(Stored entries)
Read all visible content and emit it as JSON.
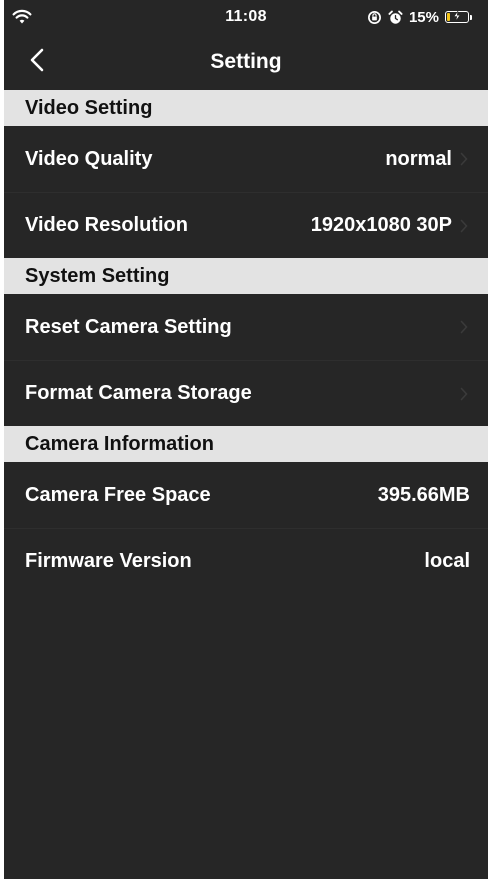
{
  "status_bar": {
    "time": "11:08",
    "battery_percent_label": "15%",
    "battery_level": 0.15,
    "icons": [
      "wifi-icon",
      "rotation-lock-icon",
      "alarm-icon",
      "battery-charging-icon"
    ]
  },
  "nav": {
    "title": "Setting",
    "back_icon": "chevron-left-icon"
  },
  "sections": [
    {
      "header": "Video Setting",
      "rows": [
        {
          "label": "Video Quality",
          "value": "normal",
          "chevron": true
        },
        {
          "label": "Video Resolution",
          "value": "1920x1080 30P",
          "chevron": true
        }
      ]
    },
    {
      "header": "System Setting",
      "rows": [
        {
          "label": "Reset Camera Setting",
          "value": "",
          "chevron": true
        },
        {
          "label": "Format Camera Storage",
          "value": "",
          "chevron": true
        }
      ]
    },
    {
      "header": "Camera Information",
      "rows": [
        {
          "label": "Camera Free Space",
          "value": "395.66MB",
          "chevron": false
        },
        {
          "label": "Firmware Version",
          "value": "local",
          "chevron": false
        }
      ]
    }
  ],
  "colors": {
    "background": "#262626",
    "section_header_bg": "#e3e3e3",
    "section_header_text": "#111111",
    "text": "#ffffff",
    "chevron": "#3a3a3a",
    "battery_fill": "#f5c518"
  }
}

◆ **EXERCISE PROMPT**
Check each line of the records above for the string "value", and report every line that has it.

◆ **FINAL ANSWER**
          "value": "normal",
          "value": "1920x1080 30P",
          "value": "",
          "value": "",
          "value": "395.66MB",
          "value": "local",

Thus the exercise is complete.